Problèmes à résoudre
[1] Traduisez en anglais cette phrase de l'extrait à lire : « Si le terme est généralement associé au répertoire classique, nous avons décidé de le mettre au service de la nouvelle musique. »
[2] Relevez dans l'extrait à lire le nom de chaque compositeur dont un concerto est créé.
[3] D'après l'extrait à lire, pourquoi les solistes sont-ils associés aux as d'un jeu de cartes ? Répondez en une à trois phrases.

Extrait à lire
_____

Après avoir atteint l’année dernière ce qu’elle qualifie d’une « certaine maturité » dans la manipulation du multimédia avec l’opéra BD Les aventures de Madame Merveille (production qui sera reprise à l’automne), elle invite de nouveau le public à s’ouvrir à l’imaginaire, à une certaine déstabilisation temporelle, en optant pour un éloge de la virtuosité, à travers la création de concertos signés David Adamcyk (Double Concerto, pour trompette et trombone), Serge Arcuri (Au cœur du son, pour violon) et Pierre Klanac (Variations II pour duo de pianos). « J’ai beaucoup d’admiration et d’attrait pour la virtuosité, cette capacité à déployer un agencement de gestes difficiles dans un langage musical cohérent et expressif, précise-t-elle. Cette répétition du geste jusqu’à ce qu’il soit sublimé est selon moi ce qu’il y a de plus beau dans la nature humaine, ce qui appartient au divin. Si le terme est généralement associé au répertoire classique, nous avons décidé de le mettre au service de la nouvelle musique. » Ce parti pris pour la virtuosité a permis l’association presque naturelle des solistes aux as d’un jeu de cartes, clin d’œil au compositeur du 15e siècle Baude Cordier, qui pratiquait le délicat ars subtilior, déclinaison de l’ars nova qui transformait une partition en véritable œuvre picturale.

_____

Documents sources
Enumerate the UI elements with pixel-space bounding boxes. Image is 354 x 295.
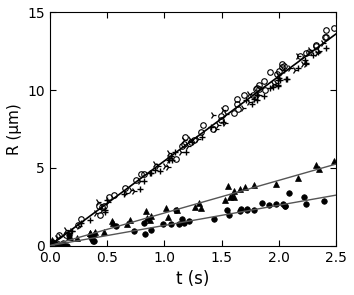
- Y-axis label: R (μm): R (μm): [7, 103, 22, 155]
- X-axis label: t (s): t (s): [176, 270, 210, 288]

_____

Résultats
[1] While the term is generally associated with the classical repertoire, we decided to put it at the service of new music.

[2] David Adamcyk, Serge Arcuri, Pierre Klanac

[3] Le parti pris pour la virtuosité a rendu cette association presque naturelle. C'est aussi un clin d'œil à Baude Cordier, compositeur du 15e siècle qui pratiquait l'ars subtilior, déclinaison de l'ars nova qui transformait une partition en véritable œuvre picturale.